- _Work to do_: Pull out every line with the word "tendresse".

- _Available data_:
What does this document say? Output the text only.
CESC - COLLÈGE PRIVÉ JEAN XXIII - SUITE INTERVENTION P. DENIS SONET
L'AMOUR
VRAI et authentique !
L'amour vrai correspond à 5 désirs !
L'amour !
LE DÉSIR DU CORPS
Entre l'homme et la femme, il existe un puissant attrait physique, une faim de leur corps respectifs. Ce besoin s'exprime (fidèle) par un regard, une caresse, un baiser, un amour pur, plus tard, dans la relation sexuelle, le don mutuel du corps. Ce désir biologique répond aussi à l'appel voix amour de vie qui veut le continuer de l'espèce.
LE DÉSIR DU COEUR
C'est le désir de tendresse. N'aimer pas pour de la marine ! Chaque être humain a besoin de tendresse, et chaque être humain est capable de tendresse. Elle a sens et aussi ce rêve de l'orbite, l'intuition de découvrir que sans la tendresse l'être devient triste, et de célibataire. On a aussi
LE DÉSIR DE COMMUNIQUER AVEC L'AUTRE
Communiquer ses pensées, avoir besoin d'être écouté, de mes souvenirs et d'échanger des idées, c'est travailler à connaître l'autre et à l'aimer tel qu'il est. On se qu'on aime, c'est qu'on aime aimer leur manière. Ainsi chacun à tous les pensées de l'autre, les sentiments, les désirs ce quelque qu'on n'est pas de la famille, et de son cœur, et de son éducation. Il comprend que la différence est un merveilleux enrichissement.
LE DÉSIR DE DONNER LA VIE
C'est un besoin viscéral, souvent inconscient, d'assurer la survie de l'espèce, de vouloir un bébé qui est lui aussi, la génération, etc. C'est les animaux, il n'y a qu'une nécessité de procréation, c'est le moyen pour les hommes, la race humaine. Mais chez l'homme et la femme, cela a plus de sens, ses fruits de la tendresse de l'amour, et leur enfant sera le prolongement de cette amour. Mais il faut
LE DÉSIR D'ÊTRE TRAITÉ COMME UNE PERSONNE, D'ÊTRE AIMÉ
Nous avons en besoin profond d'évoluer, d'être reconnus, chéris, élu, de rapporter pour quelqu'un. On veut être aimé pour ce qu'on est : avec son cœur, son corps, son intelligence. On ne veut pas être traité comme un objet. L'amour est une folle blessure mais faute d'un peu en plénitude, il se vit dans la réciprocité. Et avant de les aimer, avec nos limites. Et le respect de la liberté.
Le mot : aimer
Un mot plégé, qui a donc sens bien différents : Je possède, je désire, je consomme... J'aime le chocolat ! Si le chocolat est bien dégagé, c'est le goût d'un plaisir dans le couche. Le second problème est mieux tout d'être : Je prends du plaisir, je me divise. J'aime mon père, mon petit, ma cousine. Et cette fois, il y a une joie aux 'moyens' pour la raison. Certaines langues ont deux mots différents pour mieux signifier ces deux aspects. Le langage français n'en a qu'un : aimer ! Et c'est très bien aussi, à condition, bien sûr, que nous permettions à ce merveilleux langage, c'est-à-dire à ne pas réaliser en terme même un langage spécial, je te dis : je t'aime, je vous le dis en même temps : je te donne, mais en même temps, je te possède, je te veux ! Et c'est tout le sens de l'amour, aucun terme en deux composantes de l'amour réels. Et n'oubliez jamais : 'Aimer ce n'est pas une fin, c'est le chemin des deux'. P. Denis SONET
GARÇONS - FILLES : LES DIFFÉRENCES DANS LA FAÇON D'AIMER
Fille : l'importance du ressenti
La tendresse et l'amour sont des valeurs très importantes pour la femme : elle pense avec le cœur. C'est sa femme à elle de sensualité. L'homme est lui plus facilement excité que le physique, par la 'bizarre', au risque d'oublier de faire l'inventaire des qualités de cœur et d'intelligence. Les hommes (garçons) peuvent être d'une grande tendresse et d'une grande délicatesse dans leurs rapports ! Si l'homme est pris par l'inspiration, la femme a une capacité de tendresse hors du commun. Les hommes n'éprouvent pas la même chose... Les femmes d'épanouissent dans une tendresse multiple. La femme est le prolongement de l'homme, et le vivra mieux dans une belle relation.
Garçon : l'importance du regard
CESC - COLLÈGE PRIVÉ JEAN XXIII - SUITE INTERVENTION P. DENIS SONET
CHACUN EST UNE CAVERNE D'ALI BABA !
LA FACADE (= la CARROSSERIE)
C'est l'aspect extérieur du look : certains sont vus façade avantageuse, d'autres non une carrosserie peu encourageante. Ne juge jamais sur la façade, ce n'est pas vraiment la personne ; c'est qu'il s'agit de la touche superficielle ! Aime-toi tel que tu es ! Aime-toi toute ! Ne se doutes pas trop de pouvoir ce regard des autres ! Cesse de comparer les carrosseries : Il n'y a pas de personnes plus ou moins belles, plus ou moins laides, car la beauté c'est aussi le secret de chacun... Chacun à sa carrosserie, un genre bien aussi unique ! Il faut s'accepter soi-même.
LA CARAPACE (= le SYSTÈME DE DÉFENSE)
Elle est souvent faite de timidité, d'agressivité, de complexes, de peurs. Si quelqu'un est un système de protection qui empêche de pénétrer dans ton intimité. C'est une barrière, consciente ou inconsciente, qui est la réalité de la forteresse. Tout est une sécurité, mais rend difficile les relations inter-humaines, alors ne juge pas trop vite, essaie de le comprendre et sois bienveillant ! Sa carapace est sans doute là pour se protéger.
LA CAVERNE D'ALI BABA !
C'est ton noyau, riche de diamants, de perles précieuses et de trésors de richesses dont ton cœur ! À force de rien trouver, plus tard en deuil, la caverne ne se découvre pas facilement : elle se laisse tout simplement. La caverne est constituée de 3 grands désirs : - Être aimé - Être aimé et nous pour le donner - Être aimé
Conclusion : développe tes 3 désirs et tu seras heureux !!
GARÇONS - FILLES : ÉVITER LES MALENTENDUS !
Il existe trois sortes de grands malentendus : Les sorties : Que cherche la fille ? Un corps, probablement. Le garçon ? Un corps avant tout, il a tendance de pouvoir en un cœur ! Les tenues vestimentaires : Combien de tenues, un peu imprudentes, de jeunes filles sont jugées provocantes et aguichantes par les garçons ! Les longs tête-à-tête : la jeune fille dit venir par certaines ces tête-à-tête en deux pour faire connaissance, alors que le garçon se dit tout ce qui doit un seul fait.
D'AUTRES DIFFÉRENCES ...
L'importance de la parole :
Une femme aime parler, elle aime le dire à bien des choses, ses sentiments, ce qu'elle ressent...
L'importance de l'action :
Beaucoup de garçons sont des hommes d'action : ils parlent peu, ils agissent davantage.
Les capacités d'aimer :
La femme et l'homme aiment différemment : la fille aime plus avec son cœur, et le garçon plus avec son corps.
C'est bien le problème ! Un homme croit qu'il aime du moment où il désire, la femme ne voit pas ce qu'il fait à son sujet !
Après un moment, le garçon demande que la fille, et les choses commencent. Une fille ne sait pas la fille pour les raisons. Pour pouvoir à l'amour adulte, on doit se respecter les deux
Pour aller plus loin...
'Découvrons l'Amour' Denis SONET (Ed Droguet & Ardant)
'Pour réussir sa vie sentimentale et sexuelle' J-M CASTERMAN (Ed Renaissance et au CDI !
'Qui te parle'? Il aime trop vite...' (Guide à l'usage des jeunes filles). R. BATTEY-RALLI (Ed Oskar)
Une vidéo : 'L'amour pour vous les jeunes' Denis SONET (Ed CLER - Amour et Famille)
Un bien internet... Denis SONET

* * *

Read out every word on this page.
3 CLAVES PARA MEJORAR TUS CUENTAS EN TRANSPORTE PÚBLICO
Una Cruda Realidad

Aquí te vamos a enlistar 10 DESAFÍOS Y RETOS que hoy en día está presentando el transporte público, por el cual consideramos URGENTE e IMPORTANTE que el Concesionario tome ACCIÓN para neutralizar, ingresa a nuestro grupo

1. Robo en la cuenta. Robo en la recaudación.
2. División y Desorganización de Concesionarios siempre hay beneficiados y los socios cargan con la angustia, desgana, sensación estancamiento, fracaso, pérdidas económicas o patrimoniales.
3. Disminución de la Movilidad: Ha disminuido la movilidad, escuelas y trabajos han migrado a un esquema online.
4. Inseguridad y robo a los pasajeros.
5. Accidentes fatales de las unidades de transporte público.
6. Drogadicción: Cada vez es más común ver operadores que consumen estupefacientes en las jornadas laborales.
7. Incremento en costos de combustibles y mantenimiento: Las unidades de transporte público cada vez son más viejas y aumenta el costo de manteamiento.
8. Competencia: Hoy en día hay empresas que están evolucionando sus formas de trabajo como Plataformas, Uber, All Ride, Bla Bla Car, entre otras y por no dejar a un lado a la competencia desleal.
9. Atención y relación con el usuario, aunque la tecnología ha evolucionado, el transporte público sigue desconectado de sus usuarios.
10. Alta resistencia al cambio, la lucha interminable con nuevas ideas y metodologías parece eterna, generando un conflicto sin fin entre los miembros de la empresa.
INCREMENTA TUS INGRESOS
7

- _Worked solution_:
C'est le désir de tendresse. N'aimer pas pour de la marine ! Chaque être humain a besoin de tendresse, et chaque être humain est capable de tendresse. Elle a sens et aussi ce rêve de l'orbite, l'intuition de découvrir que sans la tendresse l'être devient triste, et de célibataire. On a aussi
C'est un besoin viscéral, souvent inconscient, d'assurer la survie de l'espèce, de vouloir un bébé qui est lui aussi, la génération, etc. C'est les animaux, il n'y a qu'une nécessité de procréation, c'est le moyen pour les hommes, la race humaine. Mais chez l'homme et la femme, cela a plus de sens, ses fruits de la tendresse de l'amour, et leur enfant sera le prolongement de cette amour. Mais il faut
La tendresse et l'amour sont des valeurs très importantes pour la femme : elle pense avec le cœur. C'est sa femme à elle de sensualité. L'homme est lui plus facilement excité que le physique, par la 'bizarre', au risque d'oublier de faire l'inventaire des qualités de cœur et d'intelligence. Les hommes (garçons) peuvent être d'une grande tendresse et d'une grande délicatesse dans leurs rapports ! Si l'homme est pris par l'inspiration, la femme a une capacité de tendresse hors du commun. Les hommes n'éprouvent pas la même chose... Les femmes d'épanouissent dans une tendresse multiple. La femme est le prolongement de l'homme, et le vivra mieux dans une belle relation.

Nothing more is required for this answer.